Figure dataset records

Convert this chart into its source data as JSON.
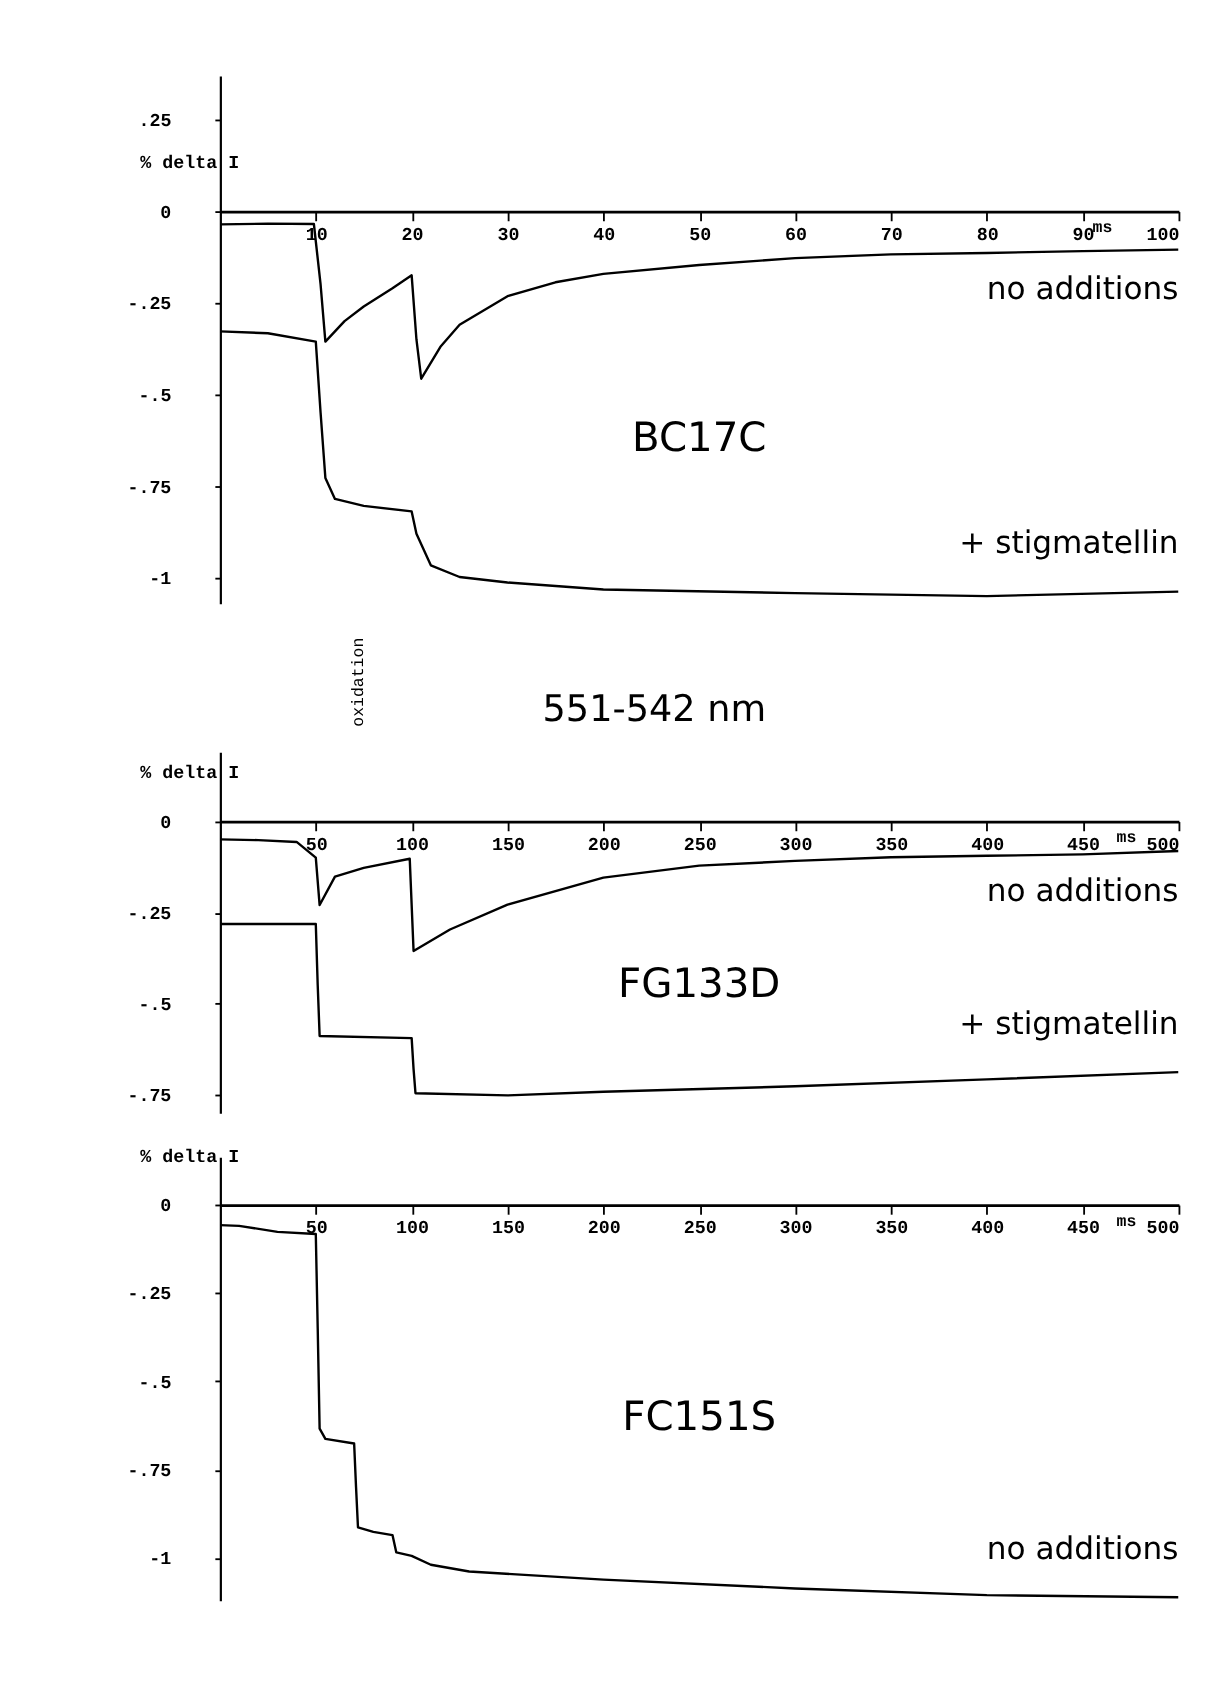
{
  "chart_data": [
    {
      "type": "line",
      "xlabel": "ms",
      "ylabel": "% delta I",
      "xlim": [
        0,
        100
      ],
      "xticks": [
        10,
        20,
        30,
        40,
        50,
        60,
        70,
        80,
        90,
        100
      ],
      "ylim": [
        -1.07,
        0.37
      ],
      "yticks": [
        {
          "value": 0.25,
          "label": ".25"
        },
        0,
        {
          "value": -0.25,
          "label": "-.25"
        },
        {
          "value": -0.5,
          "label": "-.5"
        },
        {
          "value": -0.75,
          "label": "-.75"
        },
        -1
      ],
      "annotations": [
        "BC17C"
      ],
      "series": [
        {
          "name": "no additions",
          "color": "#000000",
          "x": [
            0,
            5,
            9.8,
            10.5,
            11,
            13,
            15,
            18,
            20,
            20.5,
            21,
            23,
            25,
            30,
            35,
            40,
            50,
            60,
            70,
            80,
            90,
            100
          ],
          "values": [
            -0.036,
            -0.034,
            -0.035,
            -0.2,
            -0.356,
            -0.3,
            -0.26,
            -0.21,
            -0.175,
            -0.35,
            -0.457,
            -0.37,
            -0.31,
            -0.232,
            -0.194,
            -0.171,
            -0.147,
            -0.128,
            -0.118,
            -0.114,
            -0.109,
            -0.105
          ]
        },
        {
          "name": "+ stigmatellin",
          "color": "#000000",
          "x": [
            0,
            5,
            10,
            10.5,
            11,
            12,
            15,
            20,
            20.5,
            22,
            25,
            30,
            40,
            60,
            80,
            100
          ],
          "values": [
            -0.328,
            -0.333,
            -0.356,
            -0.55,
            -0.728,
            -0.785,
            -0.804,
            -0.819,
            -0.88,
            -0.966,
            -0.998,
            -1.013,
            -1.032,
            -1.042,
            -1.05,
            -1.038
          ]
        }
      ]
    },
    {
      "type": "line",
      "xlabel": "ms",
      "ylabel": "% delta I",
      "xlim": [
        0,
        500
      ],
      "xticks": [
        50,
        100,
        150,
        200,
        250,
        300,
        350,
        400,
        450,
        500
      ],
      "ylim": [
        -0.8,
        0.19
      ],
      "yticks": [
        0,
        {
          "value": -0.25,
          "label": "-.25"
        },
        {
          "value": -0.5,
          "label": "-.5"
        },
        {
          "value": -0.75,
          "label": "-.75"
        }
      ],
      "annotations": [
        "551-542 nm",
        "oxidation",
        "FG133D"
      ],
      "series": [
        {
          "name": "no additions",
          "color": "#000000",
          "x": [
            0,
            20,
            40,
            50,
            52,
            60,
            75,
            99,
            101,
            120,
            150,
            200,
            250,
            300,
            350,
            400,
            450,
            500
          ],
          "values": [
            -0.05,
            -0.052,
            -0.057,
            -0.1,
            -0.23,
            -0.152,
            -0.128,
            -0.103,
            -0.356,
            -0.297,
            -0.229,
            -0.155,
            -0.122,
            -0.109,
            -0.099,
            -0.095,
            -0.091,
            -0.082
          ]
        },
        {
          "name": "+ stigmatellin",
          "color": "#000000",
          "x": [
            0,
            50,
            51,
            52,
            100,
            101,
            102,
            150,
            200,
            300,
            400,
            500
          ],
          "values": [
            -0.282,
            -0.282,
            -0.45,
            -0.589,
            -0.595,
            -0.68,
            -0.746,
            -0.752,
            -0.742,
            -0.727,
            -0.708,
            -0.688
          ]
        }
      ]
    },
    {
      "type": "line",
      "xlabel": "ms",
      "ylabel": "% delta I",
      "xlim": [
        0,
        500
      ],
      "xticks": [
        50,
        100,
        150,
        200,
        250,
        300,
        350,
        400,
        450,
        500
      ],
      "ylim": [
        -1.12,
        0.135
      ],
      "yticks": [
        0,
        {
          "value": -0.25,
          "label": "-.25"
        },
        {
          "value": -0.5,
          "label": "-.5"
        },
        {
          "value": -0.75,
          "label": "-.75"
        },
        -1
      ],
      "annotations": [
        "FC151S"
      ],
      "series": [
        {
          "name": "no additions",
          "color": "#000000",
          "x": [
            0,
            10,
            30,
            50,
            51,
            52,
            55,
            70,
            71,
            72,
            80,
            90,
            92,
            100,
            110,
            130,
            200,
            300,
            400,
            500
          ],
          "values": [
            -0.058,
            -0.06,
            -0.077,
            -0.083,
            -0.35,
            -0.634,
            -0.663,
            -0.676,
            -0.8,
            -0.913,
            -0.926,
            -0.935,
            -0.984,
            -0.994,
            -1.019,
            -1.038,
            -1.061,
            -1.086,
            -1.105,
            -1.111
          ]
        }
      ]
    }
  ]
}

### [TASK DETAILS]
Retype each line of the listing above word for word. Exclude the pictures.

### [EXERCISE OUTPUT]
Convert this chart into its source data as JSON.
{
  "chart_data": [
    {
      "type": "line",
      "xlabel": "ms",
      "ylabel": "% delta I",
      "xlim": [
        0,
        100
      ],
      "xticks": [
        10,
        20,
        30,
        40,
        50,
        60,
        70,
        80,
        90,
        100
      ],
      "ylim": [
        -1.07,
        0.37
      ],
      "yticks": [
        {
          "value": 0.25,
          "label": ".25"
        },
        0,
        {
          "value": -0.25,
          "label": "-.25"
        },
        {
          "value": -0.5,
          "label": "-.5"
        },
        {
          "value": -0.75,
          "label": "-.75"
        },
        -1
      ],
      "annotations": [
        "BC17C"
      ],
      "series": [
        {
          "name": "no additions",
          "color": "#000000",
          "x": [
            0,
            5,
            9.8,
            10.5,
            11,
            13,
            15,
            18,
            20,
            20.5,
            21,
            23,
            25,
            30,
            35,
            40,
            50,
            60,
            70,
            80,
            90,
            100
          ],
          "values": [
            -0.036,
            -0.034,
            -0.035,
            -0.2,
            -0.356,
            -0.3,
            -0.26,
            -0.21,
            -0.175,
            -0.35,
            -0.457,
            -0.37,
            -0.31,
            -0.232,
            -0.194,
            -0.171,
            -0.147,
            -0.128,
            -0.118,
            -0.114,
            -0.109,
            -0.105
          ]
        },
        {
          "name": "+ stigmatellin",
          "color": "#000000",
          "x": [
            0,
            5,
            10,
            10.5,
            11,
            12,
            15,
            20,
            20.5,
            22,
            25,
            30,
            40,
            60,
            80,
            100
          ],
          "values": [
            -0.328,
            -0.333,
            -0.356,
            -0.55,
            -0.728,
            -0.785,
            -0.804,
            -0.819,
            -0.88,
            -0.966,
            -0.998,
            -1.013,
            -1.032,
            -1.042,
            -1.05,
            -1.038
          ]
        }
      ]
    },
    {
      "type": "line",
      "xlabel": "ms",
      "ylabel": "% delta I",
      "xlim": [
        0,
        500
      ],
      "xticks": [
        50,
        100,
        150,
        200,
        250,
        300,
        350,
        400,
        450,
        500
      ],
      "ylim": [
        -0.8,
        0.19
      ],
      "yticks": [
        0,
        {
          "value": -0.25,
          "label": "-.25"
        },
        {
          "value": -0.5,
          "label": "-.5"
        },
        {
          "value": -0.75,
          "label": "-.75"
        }
      ],
      "annotations": [
        "551-542 nm",
        "oxidation",
        "FG133D"
      ],
      "series": [
        {
          "name": "no additions",
          "color": "#000000",
          "x": [
            0,
            20,
            40,
            50,
            52,
            60,
            75,
            99,
            101,
            120,
            150,
            200,
            250,
            300,
            350,
            400,
            450,
            500
          ],
          "values": [
            -0.05,
            -0.052,
            -0.057,
            -0.1,
            -0.23,
            -0.152,
            -0.128,
            -0.103,
            -0.356,
            -0.297,
            -0.229,
            -0.155,
            -0.122,
            -0.109,
            -0.099,
            -0.095,
            -0.091,
            -0.082
          ]
        },
        {
          "name": "+ stigmatellin",
          "color": "#000000",
          "x": [
            0,
            50,
            51,
            52,
            100,
            101,
            102,
            150,
            200,
            300,
            400,
            500
          ],
          "values": [
            -0.282,
            -0.282,
            -0.45,
            -0.589,
            -0.595,
            -0.68,
            -0.746,
            -0.752,
            -0.742,
            -0.727,
            -0.708,
            -0.688
          ]
        }
      ]
    },
    {
      "type": "line",
      "xlabel": "ms",
      "ylabel": "% delta I",
      "xlim": [
        0,
        500
      ],
      "xticks": [
        50,
        100,
        150,
        200,
        250,
        300,
        350,
        400,
        450,
        500
      ],
      "ylim": [
        -1.12,
        0.135
      ],
      "yticks": [
        0,
        {
          "value": -0.25,
          "label": "-.25"
        },
        {
          "value": -0.5,
          "label": "-.5"
        },
        {
          "value": -0.75,
          "label": "-.75"
        },
        -1
      ],
      "annotations": [
        "FC151S"
      ],
      "series": [
        {
          "name": "no additions",
          "color": "#000000",
          "x": [
            0,
            10,
            30,
            50,
            51,
            52,
            55,
            70,
            71,
            72,
            80,
            90,
            92,
            100,
            110,
            130,
            200,
            300,
            400,
            500
          ],
          "values": [
            -0.058,
            -0.06,
            -0.077,
            -0.083,
            -0.35,
            -0.634,
            -0.663,
            -0.676,
            -0.8,
            -0.913,
            -0.926,
            -0.935,
            -0.984,
            -0.994,
            -1.019,
            -1.038,
            -1.061,
            -1.086,
            -1.105,
            -1.111
          ]
        }
      ]
    }
  ]
}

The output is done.